** BEGIN SUPPLIED INFORMATION **
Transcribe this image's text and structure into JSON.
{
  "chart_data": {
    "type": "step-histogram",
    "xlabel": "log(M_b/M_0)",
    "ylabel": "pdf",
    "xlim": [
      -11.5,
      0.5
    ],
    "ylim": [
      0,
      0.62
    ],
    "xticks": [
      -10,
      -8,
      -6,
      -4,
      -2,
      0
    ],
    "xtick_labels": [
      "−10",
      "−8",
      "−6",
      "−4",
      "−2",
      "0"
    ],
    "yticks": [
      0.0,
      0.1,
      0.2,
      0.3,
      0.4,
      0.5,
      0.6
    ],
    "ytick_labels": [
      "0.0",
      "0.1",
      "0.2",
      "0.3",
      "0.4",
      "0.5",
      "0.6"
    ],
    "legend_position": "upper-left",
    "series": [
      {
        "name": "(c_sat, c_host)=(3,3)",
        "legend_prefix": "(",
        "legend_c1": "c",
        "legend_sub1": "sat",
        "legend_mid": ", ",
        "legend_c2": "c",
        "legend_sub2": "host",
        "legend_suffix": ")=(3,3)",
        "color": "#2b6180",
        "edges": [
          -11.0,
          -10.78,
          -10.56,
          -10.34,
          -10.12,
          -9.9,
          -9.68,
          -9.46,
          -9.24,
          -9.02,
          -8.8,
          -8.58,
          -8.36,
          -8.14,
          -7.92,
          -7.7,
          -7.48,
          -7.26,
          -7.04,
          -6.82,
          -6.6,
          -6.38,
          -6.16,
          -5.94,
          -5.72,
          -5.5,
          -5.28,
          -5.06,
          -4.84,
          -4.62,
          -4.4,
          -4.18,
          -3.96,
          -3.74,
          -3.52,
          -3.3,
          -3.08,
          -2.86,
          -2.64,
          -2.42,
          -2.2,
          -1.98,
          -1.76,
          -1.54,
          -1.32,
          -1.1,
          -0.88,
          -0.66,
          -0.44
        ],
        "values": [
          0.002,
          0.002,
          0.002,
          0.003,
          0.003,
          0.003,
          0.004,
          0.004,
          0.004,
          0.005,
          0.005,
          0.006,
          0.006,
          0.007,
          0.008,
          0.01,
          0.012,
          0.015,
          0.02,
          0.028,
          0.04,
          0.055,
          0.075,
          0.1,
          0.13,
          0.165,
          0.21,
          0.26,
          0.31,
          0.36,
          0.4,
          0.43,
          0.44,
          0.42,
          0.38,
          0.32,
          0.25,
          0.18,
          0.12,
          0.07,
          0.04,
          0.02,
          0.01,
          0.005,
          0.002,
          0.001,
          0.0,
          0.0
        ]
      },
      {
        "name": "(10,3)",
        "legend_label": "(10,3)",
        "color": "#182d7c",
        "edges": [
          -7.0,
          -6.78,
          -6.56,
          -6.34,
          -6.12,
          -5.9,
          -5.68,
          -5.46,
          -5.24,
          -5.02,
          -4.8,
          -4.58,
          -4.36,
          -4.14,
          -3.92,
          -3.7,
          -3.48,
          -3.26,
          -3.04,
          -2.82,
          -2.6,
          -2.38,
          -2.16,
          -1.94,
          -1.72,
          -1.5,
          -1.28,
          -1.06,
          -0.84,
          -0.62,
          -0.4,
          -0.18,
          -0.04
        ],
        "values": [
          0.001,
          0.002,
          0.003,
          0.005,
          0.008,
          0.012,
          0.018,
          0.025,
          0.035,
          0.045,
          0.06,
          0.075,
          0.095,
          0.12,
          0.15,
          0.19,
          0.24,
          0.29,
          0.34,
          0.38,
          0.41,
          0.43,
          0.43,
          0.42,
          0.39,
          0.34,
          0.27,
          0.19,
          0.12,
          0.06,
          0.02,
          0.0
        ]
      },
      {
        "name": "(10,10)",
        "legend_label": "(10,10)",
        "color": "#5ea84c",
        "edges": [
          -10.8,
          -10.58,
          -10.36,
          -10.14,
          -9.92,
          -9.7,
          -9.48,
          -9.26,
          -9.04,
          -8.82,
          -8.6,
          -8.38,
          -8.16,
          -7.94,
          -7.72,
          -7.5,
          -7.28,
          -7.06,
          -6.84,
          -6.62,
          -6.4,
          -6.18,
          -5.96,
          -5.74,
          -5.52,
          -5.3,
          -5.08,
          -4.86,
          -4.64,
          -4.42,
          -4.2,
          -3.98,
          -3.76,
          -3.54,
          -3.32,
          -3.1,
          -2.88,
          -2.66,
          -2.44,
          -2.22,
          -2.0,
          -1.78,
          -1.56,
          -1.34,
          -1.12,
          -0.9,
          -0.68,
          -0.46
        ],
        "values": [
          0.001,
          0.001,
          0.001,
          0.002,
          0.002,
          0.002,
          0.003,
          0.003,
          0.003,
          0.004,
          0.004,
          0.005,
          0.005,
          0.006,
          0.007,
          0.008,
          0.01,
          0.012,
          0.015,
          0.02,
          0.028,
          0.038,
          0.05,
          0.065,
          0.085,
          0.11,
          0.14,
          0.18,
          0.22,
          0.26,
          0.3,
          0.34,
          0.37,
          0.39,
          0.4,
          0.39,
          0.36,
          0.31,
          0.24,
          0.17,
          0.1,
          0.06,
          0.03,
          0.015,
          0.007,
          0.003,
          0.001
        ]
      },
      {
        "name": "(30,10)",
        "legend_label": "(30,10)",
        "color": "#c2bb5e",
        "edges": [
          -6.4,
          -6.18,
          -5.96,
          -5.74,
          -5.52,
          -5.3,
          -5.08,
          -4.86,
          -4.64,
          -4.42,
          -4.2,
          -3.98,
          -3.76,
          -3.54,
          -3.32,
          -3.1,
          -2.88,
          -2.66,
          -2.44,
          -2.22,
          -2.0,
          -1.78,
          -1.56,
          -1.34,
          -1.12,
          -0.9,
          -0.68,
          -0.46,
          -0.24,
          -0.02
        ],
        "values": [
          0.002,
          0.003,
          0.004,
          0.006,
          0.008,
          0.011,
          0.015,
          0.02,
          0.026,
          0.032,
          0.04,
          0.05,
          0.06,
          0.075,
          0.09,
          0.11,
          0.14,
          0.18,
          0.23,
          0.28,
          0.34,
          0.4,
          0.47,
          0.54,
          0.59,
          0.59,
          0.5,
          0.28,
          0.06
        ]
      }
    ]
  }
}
** END SUPPLIED INFORMATION **
OBJECTIVE> Word for word, write out all of the data above.

PROBLEM SOLUTION>
Transcribe this image's text and structure into JSON.
{
  "chart_data": {
    "type": "step-histogram",
    "xlabel": "log(M_b/M_0)",
    "ylabel": "pdf",
    "xlim": [
      -11.5,
      0.5
    ],
    "ylim": [
      0,
      0.62
    ],
    "xticks": [
      -10,
      -8,
      -6,
      -4,
      -2,
      0
    ],
    "xtick_labels": [
      "−10",
      "−8",
      "−6",
      "−4",
      "−2",
      "0"
    ],
    "yticks": [
      0.0,
      0.1,
      0.2,
      0.3,
      0.4,
      0.5,
      0.6
    ],
    "ytick_labels": [
      "0.0",
      "0.1",
      "0.2",
      "0.3",
      "0.4",
      "0.5",
      "0.6"
    ],
    "legend_position": "upper-left",
    "series": [
      {
        "name": "(c_sat, c_host)=(3,3)",
        "legend_prefix": "(",
        "legend_c1": "c",
        "legend_sub1": "sat",
        "legend_mid": ", ",
        "legend_c2": "c",
        "legend_sub2": "host",
        "legend_suffix": ")=(3,3)",
        "color": "#2b6180",
        "edges": [
          -11.0,
          -10.78,
          -10.56,
          -10.34,
          -10.12,
          -9.9,
          -9.68,
          -9.46,
          -9.24,
          -9.02,
          -8.8,
          -8.58,
          -8.36,
          -8.14,
          -7.92,
          -7.7,
          -7.48,
          -7.26,
          -7.04,
          -6.82,
          -6.6,
          -6.38,
          -6.16,
          -5.94,
          -5.72,
          -5.5,
          -5.28,
          -5.06,
          -4.84,
          -4.62,
          -4.4,
          -4.18,
          -3.96,
          -3.74,
          -3.52,
          -3.3,
          -3.08,
          -2.86,
          -2.64,
          -2.42,
          -2.2,
          -1.98,
          -1.76,
          -1.54,
          -1.32,
          -1.1,
          -0.88,
          -0.66,
          -0.44
        ],
        "values": [
          0.002,
          0.002,
          0.002,
          0.003,
          0.003,
          0.003,
          0.004,
          0.004,
          0.004,
          0.005,
          0.005,
          0.006,
          0.006,
          0.007,
          0.008,
          0.01,
          0.012,
          0.015,
          0.02,
          0.028,
          0.04,
          0.055,
          0.075,
          0.1,
          0.13,
          0.165,
          0.21,
          0.26,
          0.31,
          0.36,
          0.4,
          0.43,
          0.44,
          0.42,
          0.38,
          0.32,
          0.25,
          0.18,
          0.12,
          0.07,
          0.04,
          0.02,
          0.01,
          0.005,
          0.002,
          0.001,
          0.0,
          0.0
        ]
      },
      {
        "name": "(10,3)",
        "legend_label": "(10,3)",
        "color": "#182d7c",
        "edges": [
          -7.0,
          -6.78,
          -6.56,
          -6.34,
          -6.12,
          -5.9,
          -5.68,
          -5.46,
          -5.24,
          -5.02,
          -4.8,
          -4.58,
          -4.36,
          -4.14,
          -3.92,
          -3.7,
          -3.48,
          -3.26,
          -3.04,
          -2.82,
          -2.6,
          -2.38,
          -2.16,
          -1.94,
          -1.72,
          -1.5,
          -1.28,
          -1.06,
          -0.84,
          -0.62,
          -0.4,
          -0.18,
          -0.04
        ],
        "values": [
          0.001,
          0.002,
          0.003,
          0.005,
          0.008,
          0.012,
          0.018,
          0.025,
          0.035,
          0.045,
          0.06,
          0.075,
          0.095,
          0.12,
          0.15,
          0.19,
          0.24,
          0.29,
          0.34,
          0.38,
          0.41,
          0.43,
          0.43,
          0.42,
          0.39,
          0.34,
          0.27,
          0.19,
          0.12,
          0.06,
          0.02,
          0.0
        ]
      },
      {
        "name": "(10,10)",
        "legend_label": "(10,10)",
        "color": "#5ea84c",
        "edges": [
          -10.8,
          -10.58,
          -10.36,
          -10.14,
          -9.92,
          -9.7,
          -9.48,
          -9.26,
          -9.04,
          -8.82,
          -8.6,
          -8.38,
          -8.16,
          -7.94,
          -7.72,
          -7.5,
          -7.28,
          -7.06,
          -6.84,
          -6.62,
          -6.4,
          -6.18,
          -5.96,
          -5.74,
          -5.52,
          -5.3,
          -5.08,
          -4.86,
          -4.64,
          -4.42,
          -4.2,
          -3.98,
          -3.76,
          -3.54,
          -3.32,
          -3.1,
          -2.88,
          -2.66,
          -2.44,
          -2.22,
          -2.0,
          -1.78,
          -1.56,
          -1.34,
          -1.12,
          -0.9,
          -0.68,
          -0.46
        ],
        "values": [
          0.001,
          0.001,
          0.001,
          0.002,
          0.002,
          0.002,
          0.003,
          0.003,
          0.003,
          0.004,
          0.004,
          0.005,
          0.005,
          0.006,
          0.007,
          0.008,
          0.01,
          0.012,
          0.015,
          0.02,
          0.028,
          0.038,
          0.05,
          0.065,
          0.085,
          0.11,
          0.14,
          0.18,
          0.22,
          0.26,
          0.3,
          0.34,
          0.37,
          0.39,
          0.4,
          0.39,
          0.36,
          0.31,
          0.24,
          0.17,
          0.1,
          0.06,
          0.03,
          0.015,
          0.007,
          0.003,
          0.001
        ]
      },
      {
        "name": "(30,10)",
        "legend_label": "(30,10)",
        "color": "#c2bb5e",
        "edges": [
          -6.4,
          -6.18,
          -5.96,
          -5.74,
          -5.52,
          -5.3,
          -5.08,
          -4.86,
          -4.64,
          -4.42,
          -4.2,
          -3.98,
          -3.76,
          -3.54,
          -3.32,
          -3.1,
          -2.88,
          -2.66,
          -2.44,
          -2.22,
          -2.0,
          -1.78,
          -1.56,
          -1.34,
          -1.12,
          -0.9,
          -0.68,
          -0.46,
          -0.24,
          -0.02
        ],
        "values": [
          0.002,
          0.003,
          0.004,
          0.006,
          0.008,
          0.011,
          0.015,
          0.02,
          0.026,
          0.032,
          0.04,
          0.05,
          0.06,
          0.075,
          0.09,
          0.11,
          0.14,
          0.18,
          0.23,
          0.28,
          0.34,
          0.4,
          0.47,
          0.54,
          0.59,
          0.59,
          0.5,
          0.28,
          0.06
        ]
      }
    ]
  }
}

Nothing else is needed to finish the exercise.